** Start **
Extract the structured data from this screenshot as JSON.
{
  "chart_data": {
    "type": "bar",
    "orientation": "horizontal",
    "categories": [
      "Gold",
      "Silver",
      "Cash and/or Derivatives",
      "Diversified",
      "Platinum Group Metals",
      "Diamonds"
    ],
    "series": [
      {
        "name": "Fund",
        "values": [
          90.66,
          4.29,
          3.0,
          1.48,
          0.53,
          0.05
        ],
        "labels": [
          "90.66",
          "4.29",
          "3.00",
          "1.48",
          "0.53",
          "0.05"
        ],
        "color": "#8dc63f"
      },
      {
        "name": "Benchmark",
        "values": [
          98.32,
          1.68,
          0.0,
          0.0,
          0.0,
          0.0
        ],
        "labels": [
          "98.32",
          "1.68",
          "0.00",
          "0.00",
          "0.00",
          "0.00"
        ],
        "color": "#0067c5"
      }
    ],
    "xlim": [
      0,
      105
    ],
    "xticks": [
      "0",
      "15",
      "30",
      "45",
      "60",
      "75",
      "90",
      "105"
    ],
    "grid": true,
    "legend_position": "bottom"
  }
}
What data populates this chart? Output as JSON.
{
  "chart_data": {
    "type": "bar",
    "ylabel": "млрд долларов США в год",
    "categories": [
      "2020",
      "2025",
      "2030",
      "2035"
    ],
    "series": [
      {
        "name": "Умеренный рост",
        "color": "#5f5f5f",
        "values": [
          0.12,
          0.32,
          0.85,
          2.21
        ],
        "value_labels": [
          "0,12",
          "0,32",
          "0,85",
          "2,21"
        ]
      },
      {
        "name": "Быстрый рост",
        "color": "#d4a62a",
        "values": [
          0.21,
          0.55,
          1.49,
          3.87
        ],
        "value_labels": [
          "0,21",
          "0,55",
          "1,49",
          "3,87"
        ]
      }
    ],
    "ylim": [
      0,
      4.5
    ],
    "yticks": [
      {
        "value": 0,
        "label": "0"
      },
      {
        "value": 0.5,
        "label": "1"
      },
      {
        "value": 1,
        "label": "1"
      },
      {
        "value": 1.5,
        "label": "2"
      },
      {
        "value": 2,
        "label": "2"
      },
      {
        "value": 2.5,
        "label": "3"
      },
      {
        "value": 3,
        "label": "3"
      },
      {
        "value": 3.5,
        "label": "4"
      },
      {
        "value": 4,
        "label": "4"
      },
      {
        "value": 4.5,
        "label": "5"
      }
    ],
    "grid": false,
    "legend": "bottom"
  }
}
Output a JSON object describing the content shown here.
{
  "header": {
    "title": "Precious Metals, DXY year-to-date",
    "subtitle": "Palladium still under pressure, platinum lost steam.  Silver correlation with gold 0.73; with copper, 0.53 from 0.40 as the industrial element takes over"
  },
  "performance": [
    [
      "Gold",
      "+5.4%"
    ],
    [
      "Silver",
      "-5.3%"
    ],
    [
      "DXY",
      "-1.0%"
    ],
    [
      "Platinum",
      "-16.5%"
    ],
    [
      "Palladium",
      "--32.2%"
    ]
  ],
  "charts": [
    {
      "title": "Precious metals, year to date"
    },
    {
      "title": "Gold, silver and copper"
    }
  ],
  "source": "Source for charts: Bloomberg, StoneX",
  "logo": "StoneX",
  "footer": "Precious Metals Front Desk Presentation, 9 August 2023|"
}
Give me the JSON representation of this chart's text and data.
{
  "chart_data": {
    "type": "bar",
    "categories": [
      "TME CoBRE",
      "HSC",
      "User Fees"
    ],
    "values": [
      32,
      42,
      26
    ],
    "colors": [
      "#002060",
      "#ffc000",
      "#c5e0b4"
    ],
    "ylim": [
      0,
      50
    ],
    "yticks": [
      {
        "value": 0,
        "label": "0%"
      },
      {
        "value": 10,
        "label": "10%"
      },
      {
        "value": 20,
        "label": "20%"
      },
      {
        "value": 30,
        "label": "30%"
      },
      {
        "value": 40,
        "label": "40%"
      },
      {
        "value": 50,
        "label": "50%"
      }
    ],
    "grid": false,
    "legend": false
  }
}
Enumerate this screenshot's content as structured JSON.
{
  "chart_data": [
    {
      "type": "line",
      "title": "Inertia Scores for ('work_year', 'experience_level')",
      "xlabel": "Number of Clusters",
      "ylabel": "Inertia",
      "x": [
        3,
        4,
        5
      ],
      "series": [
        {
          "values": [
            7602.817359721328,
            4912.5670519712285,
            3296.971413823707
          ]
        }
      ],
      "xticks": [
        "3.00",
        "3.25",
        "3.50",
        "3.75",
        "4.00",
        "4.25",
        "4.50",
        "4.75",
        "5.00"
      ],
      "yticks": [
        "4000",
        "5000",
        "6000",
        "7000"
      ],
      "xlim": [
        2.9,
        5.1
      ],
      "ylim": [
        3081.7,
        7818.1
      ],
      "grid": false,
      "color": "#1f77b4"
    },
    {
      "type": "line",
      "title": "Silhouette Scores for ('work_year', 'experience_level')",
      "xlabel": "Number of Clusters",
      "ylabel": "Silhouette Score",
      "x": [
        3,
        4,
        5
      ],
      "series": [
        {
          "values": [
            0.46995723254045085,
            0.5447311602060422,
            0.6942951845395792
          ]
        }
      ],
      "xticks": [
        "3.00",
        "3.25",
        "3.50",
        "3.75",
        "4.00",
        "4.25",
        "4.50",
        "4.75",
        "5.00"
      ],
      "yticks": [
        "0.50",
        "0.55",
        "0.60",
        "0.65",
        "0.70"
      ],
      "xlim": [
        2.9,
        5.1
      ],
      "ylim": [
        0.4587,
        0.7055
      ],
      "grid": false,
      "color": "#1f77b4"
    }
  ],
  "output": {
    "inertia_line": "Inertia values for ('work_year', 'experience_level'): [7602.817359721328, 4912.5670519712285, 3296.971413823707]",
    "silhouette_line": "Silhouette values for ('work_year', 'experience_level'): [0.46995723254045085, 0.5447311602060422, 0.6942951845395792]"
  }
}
** End **
▸ REQUIREMENT
Transcribe each entry exactly.

▸ WORKED SOLUTION
Extract the structured data from this screenshot as JSON.
{
  "chart_data": {
    "type": "bar",
    "orientation": "horizontal",
    "categories": [
      "Gold",
      "Silver",
      "Cash and/or Derivatives",
      "Diversified",
      "Platinum Group Metals",
      "Diamonds"
    ],
    "series": [
      {
        "name": "Fund",
        "values": [
          90.66,
          4.29,
          3.0,
          1.48,
          0.53,
          0.05
        ],
        "labels": [
          "90.66",
          "4.29",
          "3.00",
          "1.48",
          "0.53",
          "0.05"
        ],
        "color": "#8dc63f"
      },
      {
        "name": "Benchmark",
        "values": [
          98.32,
          1.68,
          0.0,
          0.0,
          0.0,
          0.0
        ],
        "labels": [
          "98.32",
          "1.68",
          "0.00",
          "0.00",
          "0.00",
          "0.00"
        ],
        "color": "#0067c5"
      }
    ],
    "xlim": [
      0,
      105
    ],
    "xticks": [
      "0",
      "15",
      "30",
      "45",
      "60",
      "75",
      "90",
      "105"
    ],
    "grid": true,
    "legend_position": "bottom"
  }
}
What data populates this chart? Output as JSON.
{
  "chart_data": {
    "type": "bar",
    "ylabel": "млрд долларов США в год",
    "categories": [
      "2020",
      "2025",
      "2030",
      "2035"
    ],
    "series": [
      {
        "name": "Умеренный рост",
        "color": "#5f5f5f",
        "values": [
          0.12,
          0.32,
          0.85,
          2.21
        ],
        "value_labels": [
          "0,12",
          "0,32",
          "0,85",
          "2,21"
        ]
      },
      {
        "name": "Быстрый рост",
        "color": "#d4a62a",
        "values": [
          0.21,
          0.55,
          1.49,
          3.87
        ],
        "value_labels": [
          "0,21",
          "0,55",
          "1,49",
          "3,87"
        ]
      }
    ],
    "ylim": [
      0,
      4.5
    ],
    "yticks": [
      {
        "value": 0,
        "label": "0"
      },
      {
        "value": 0.5,
        "label": "1"
      },
      {
        "value": 1,
        "label": "1"
      },
      {
        "value": 1.5,
        "label": "2"
      },
      {
        "value": 2,
        "label": "2"
      },
      {
        "value": 2.5,
        "label": "3"
      },
      {
        "value": 3,
        "label": "3"
      },
      {
        "value": 3.5,
        "label": "4"
      },
      {
        "value": 4,
        "label": "4"
      },
      {
        "value": 4.5,
        "label": "5"
      }
    ],
    "grid": false,
    "legend": "bottom"
  }
}
Output a JSON object describing the content shown here.
{
  "header": {
    "title": "Precious Metals, DXY year-to-date",
    "subtitle": "Palladium still under pressure, platinum lost steam.  Silver correlation with gold 0.73; with copper, 0.53 from 0.40 as the industrial element takes over"
  },
  "performance": [
    [
      "Gold",
      "+5.4%"
    ],
    [
      "Silver",
      "-5.3%"
    ],
    [
      "DXY",
      "-1.0%"
    ],
    [
      "Platinum",
      "-16.5%"
    ],
    [
      "Palladium",
      "--32.2%"
    ]
  ],
  "charts": [
    {
      "title": "Precious metals, year to date"
    },
    {
      "title": "Gold, silver and copper"
    }
  ],
  "source": "Source for charts: Bloomberg, StoneX",
  "logo": "StoneX",
  "footer": "Precious Metals Front Desk Presentation, 9 August 2023|"
}
Give me the JSON representation of this chart's text and data.
{
  "chart_data": {
    "type": "bar",
    "categories": [
      "TME CoBRE",
      "HSC",
      "User Fees"
    ],
    "values": [
      32,
      42,
      26
    ],
    "colors": [
      "#002060",
      "#ffc000",
      "#c5e0b4"
    ],
    "ylim": [
      0,
      50
    ],
    "yticks": [
      {
        "value": 0,
        "label": "0%"
      },
      {
        "value": 10,
        "label": "10%"
      },
      {
        "value": 20,
        "label": "20%"
      },
      {
        "value": 30,
        "label": "30%"
      },
      {
        "value": 40,
        "label": "40%"
      },
      {
        "value": 50,
        "label": "50%"
      }
    ],
    "grid": false,
    "legend": false
  }
}
Enumerate this screenshot's content as structured JSON.
{
  "chart_data": [
    {
      "type": "line",
      "title": "Inertia Scores for ('work_year', 'experience_level')",
      "xlabel": "Number of Clusters",
      "ylabel": "Inertia",
      "x": [
        3,
        4,
        5
      ],
      "series": [
        {
          "values": [
            7602.817359721328,
            4912.5670519712285,
            3296.971413823707
          ]
        }
      ],
      "xticks": [
        "3.00",
        "3.25",
        "3.50",
        "3.75",
        "4.00",
        "4.25",
        "4.50",
        "4.75",
        "5.00"
      ],
      "yticks": [
        "4000",
        "5000",
        "6000",
        "7000"
      ],
      "xlim": [
        2.9,
        5.1
      ],
      "ylim": [
        3081.7,
        7818.1
      ],
      "grid": false,
      "color": "#1f77b4"
    },
    {
      "type": "line",
      "title": "Silhouette Scores for ('work_year', 'experience_level')",
      "xlabel": "Number of Clusters",
      "ylabel": "Silhouette Score",
      "x": [
        3,
        4,
        5
      ],
      "series": [
        {
          "values": [
            0.46995723254045085,
            0.5447311602060422,
            0.6942951845395792
          ]
        }
      ],
      "xticks": [
        "3.00",
        "3.25",
        "3.50",
        "3.75",
        "4.00",
        "4.25",
        "4.50",
        "4.75",
        "5.00"
      ],
      "yticks": [
        "0.50",
        "0.55",
        "0.60",
        "0.65",
        "0.70"
      ],
      "xlim": [
        2.9,
        5.1
      ],
      "ylim": [
        0.4587,
        0.7055
      ],
      "grid": false,
      "color": "#1f77b4"
    }
  ],
  "output": {
    "inertia_line": "Inertia values for ('work_year', 'experience_level'): [7602.817359721328, 4912.5670519712285, 3296.971413823707]",
    "silhouette_line": "Silhouette values for ('work_year', 'experience_level'): [0.46995723254045085, 0.5447311602060422, 0.6942951845395792]"
  }
}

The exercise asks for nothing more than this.